**Zadanie:**
Należy przepisać bez jakichkolwiek zmian wszystkie wiersze zamieszczone poniżej.

──────────────────────────────

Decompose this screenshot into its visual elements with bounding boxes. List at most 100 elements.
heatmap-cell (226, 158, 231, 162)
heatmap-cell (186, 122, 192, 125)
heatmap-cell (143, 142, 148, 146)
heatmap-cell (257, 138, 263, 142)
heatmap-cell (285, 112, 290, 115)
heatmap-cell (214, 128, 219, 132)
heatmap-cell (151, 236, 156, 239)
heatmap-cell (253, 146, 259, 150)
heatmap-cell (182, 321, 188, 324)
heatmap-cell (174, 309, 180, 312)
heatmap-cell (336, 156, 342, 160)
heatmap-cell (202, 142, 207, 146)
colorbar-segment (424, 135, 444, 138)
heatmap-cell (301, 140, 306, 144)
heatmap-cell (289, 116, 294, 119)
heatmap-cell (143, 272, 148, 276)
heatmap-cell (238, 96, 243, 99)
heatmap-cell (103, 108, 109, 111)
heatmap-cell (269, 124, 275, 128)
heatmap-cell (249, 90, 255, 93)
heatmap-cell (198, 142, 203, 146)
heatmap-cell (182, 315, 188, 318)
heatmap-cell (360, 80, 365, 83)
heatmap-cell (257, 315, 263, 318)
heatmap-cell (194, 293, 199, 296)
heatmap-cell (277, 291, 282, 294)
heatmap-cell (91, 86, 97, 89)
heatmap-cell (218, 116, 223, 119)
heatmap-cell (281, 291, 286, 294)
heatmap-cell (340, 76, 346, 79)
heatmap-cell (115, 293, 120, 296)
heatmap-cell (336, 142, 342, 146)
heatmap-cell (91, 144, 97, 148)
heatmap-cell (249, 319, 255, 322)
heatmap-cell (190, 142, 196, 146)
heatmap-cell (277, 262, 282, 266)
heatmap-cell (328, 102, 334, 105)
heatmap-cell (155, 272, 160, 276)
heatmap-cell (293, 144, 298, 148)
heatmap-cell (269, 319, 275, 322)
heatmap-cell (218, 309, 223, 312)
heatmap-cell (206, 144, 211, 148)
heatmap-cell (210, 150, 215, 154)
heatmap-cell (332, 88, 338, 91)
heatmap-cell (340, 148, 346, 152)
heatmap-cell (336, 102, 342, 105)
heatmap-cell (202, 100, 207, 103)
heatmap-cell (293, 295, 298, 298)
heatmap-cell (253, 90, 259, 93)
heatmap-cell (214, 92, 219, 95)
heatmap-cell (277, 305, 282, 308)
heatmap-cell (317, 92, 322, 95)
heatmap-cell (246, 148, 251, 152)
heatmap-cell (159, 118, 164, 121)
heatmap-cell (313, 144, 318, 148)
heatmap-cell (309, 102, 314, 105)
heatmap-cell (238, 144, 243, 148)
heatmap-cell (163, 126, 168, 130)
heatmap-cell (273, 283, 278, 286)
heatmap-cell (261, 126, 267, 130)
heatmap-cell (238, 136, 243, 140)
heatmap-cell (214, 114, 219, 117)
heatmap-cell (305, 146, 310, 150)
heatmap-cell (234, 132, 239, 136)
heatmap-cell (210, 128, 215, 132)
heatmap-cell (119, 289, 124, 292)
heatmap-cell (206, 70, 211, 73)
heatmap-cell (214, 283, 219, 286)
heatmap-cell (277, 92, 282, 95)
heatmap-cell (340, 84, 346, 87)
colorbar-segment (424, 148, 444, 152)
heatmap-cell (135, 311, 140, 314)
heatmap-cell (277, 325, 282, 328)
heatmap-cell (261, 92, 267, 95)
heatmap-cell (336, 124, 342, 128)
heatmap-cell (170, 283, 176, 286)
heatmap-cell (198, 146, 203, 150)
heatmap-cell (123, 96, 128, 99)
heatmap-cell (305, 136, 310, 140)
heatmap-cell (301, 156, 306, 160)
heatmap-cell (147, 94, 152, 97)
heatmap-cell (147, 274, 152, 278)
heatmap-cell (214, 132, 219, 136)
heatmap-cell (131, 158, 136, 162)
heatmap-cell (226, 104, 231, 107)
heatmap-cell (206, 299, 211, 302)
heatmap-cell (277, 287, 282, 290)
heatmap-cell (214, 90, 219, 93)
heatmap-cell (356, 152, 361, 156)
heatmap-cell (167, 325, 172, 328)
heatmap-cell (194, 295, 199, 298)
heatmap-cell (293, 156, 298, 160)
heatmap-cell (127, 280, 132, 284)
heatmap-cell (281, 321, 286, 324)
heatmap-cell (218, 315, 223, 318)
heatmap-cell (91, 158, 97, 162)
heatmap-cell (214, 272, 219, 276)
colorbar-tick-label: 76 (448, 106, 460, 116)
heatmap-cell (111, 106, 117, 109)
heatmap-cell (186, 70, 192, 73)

──────────────────────────────

**Rozwiązanie:**
Decompose this screenshot into its visual elements with bounding boxes. List at most 100 elements.
heatmap-cell (226, 158, 231, 162)
heatmap-cell (186, 122, 192, 125)
heatmap-cell (143, 142, 148, 146)
heatmap-cell (257, 138, 263, 142)
heatmap-cell (285, 112, 290, 115)
heatmap-cell (214, 128, 219, 132)
heatmap-cell (151, 236, 156, 239)
heatmap-cell (253, 146, 259, 150)
heatmap-cell (182, 321, 188, 324)
heatmap-cell (174, 309, 180, 312)
heatmap-cell (336, 156, 342, 160)
heatmap-cell (202, 142, 207, 146)
colorbar-segment (424, 135, 444, 138)
heatmap-cell (301, 140, 306, 144)
heatmap-cell (289, 116, 294, 119)
heatmap-cell (143, 272, 148, 276)
heatmap-cell (238, 96, 243, 99)
heatmap-cell (103, 108, 109, 111)
heatmap-cell (269, 124, 275, 128)
heatmap-cell (249, 90, 255, 93)
heatmap-cell (198, 142, 203, 146)
heatmap-cell (182, 315, 188, 318)
heatmap-cell (360, 80, 365, 83)
heatmap-cell (257, 315, 263, 318)
heatmap-cell (194, 293, 199, 296)
heatmap-cell (277, 291, 282, 294)
heatmap-cell (91, 86, 97, 89)
heatmap-cell (218, 116, 223, 119)
heatmap-cell (281, 291, 286, 294)
heatmap-cell (340, 76, 346, 79)
heatmap-cell (115, 293, 120, 296)
heatmap-cell (336, 142, 342, 146)
heatmap-cell (91, 144, 97, 148)
heatmap-cell (249, 319, 255, 322)
heatmap-cell (190, 142, 196, 146)
heatmap-cell (277, 262, 282, 266)
heatmap-cell (328, 102, 334, 105)
heatmap-cell (155, 272, 160, 276)
heatmap-cell (293, 144, 298, 148)
heatmap-cell (269, 319, 275, 322)
heatmap-cell (218, 309, 223, 312)
heatmap-cell (206, 144, 211, 148)
heatmap-cell (210, 150, 215, 154)
heatmap-cell (332, 88, 338, 91)
heatmap-cell (340, 148, 346, 152)
heatmap-cell (336, 102, 342, 105)
heatmap-cell (202, 100, 207, 103)
heatmap-cell (293, 295, 298, 298)
heatmap-cell (253, 90, 259, 93)
heatmap-cell (214, 92, 219, 95)
heatmap-cell (277, 305, 282, 308)
heatmap-cell (317, 92, 322, 95)
heatmap-cell (246, 148, 251, 152)
heatmap-cell (159, 118, 164, 121)
heatmap-cell (313, 144, 318, 148)
heatmap-cell (309, 102, 314, 105)
heatmap-cell (238, 144, 243, 148)
heatmap-cell (163, 126, 168, 130)
heatmap-cell (273, 283, 278, 286)
heatmap-cell (261, 126, 267, 130)
heatmap-cell (238, 136, 243, 140)
heatmap-cell (214, 114, 219, 117)
heatmap-cell (305, 146, 310, 150)
heatmap-cell (234, 132, 239, 136)
heatmap-cell (210, 128, 215, 132)
heatmap-cell (119, 289, 124, 292)
heatmap-cell (206, 70, 211, 73)
heatmap-cell (214, 283, 219, 286)
heatmap-cell (277, 92, 282, 95)
heatmap-cell (340, 84, 346, 87)
colorbar-segment (424, 148, 444, 152)
heatmap-cell (135, 311, 140, 314)
heatmap-cell (277, 325, 282, 328)
heatmap-cell (261, 92, 267, 95)
heatmap-cell (336, 124, 342, 128)
heatmap-cell (170, 283, 176, 286)
heatmap-cell (198, 146, 203, 150)
heatmap-cell (123, 96, 128, 99)
heatmap-cell (305, 136, 310, 140)
heatmap-cell (301, 156, 306, 160)
heatmap-cell (147, 94, 152, 97)
heatmap-cell (147, 274, 152, 278)
heatmap-cell (214, 132, 219, 136)
heatmap-cell (131, 158, 136, 162)
heatmap-cell (226, 104, 231, 107)
heatmap-cell (206, 299, 211, 302)
heatmap-cell (277, 287, 282, 290)
heatmap-cell (214, 90, 219, 93)
heatmap-cell (356, 152, 361, 156)
heatmap-cell (167, 325, 172, 328)
heatmap-cell (194, 295, 199, 298)
heatmap-cell (293, 156, 298, 160)
heatmap-cell (127, 280, 132, 284)
heatmap-cell (281, 321, 286, 324)
heatmap-cell (218, 315, 223, 318)
heatmap-cell (91, 158, 97, 162)
heatmap-cell (214, 272, 219, 276)
colorbar-tick-label: 76 (448, 106, 460, 116)
heatmap-cell (111, 106, 117, 109)
heatmap-cell (186, 70, 192, 73)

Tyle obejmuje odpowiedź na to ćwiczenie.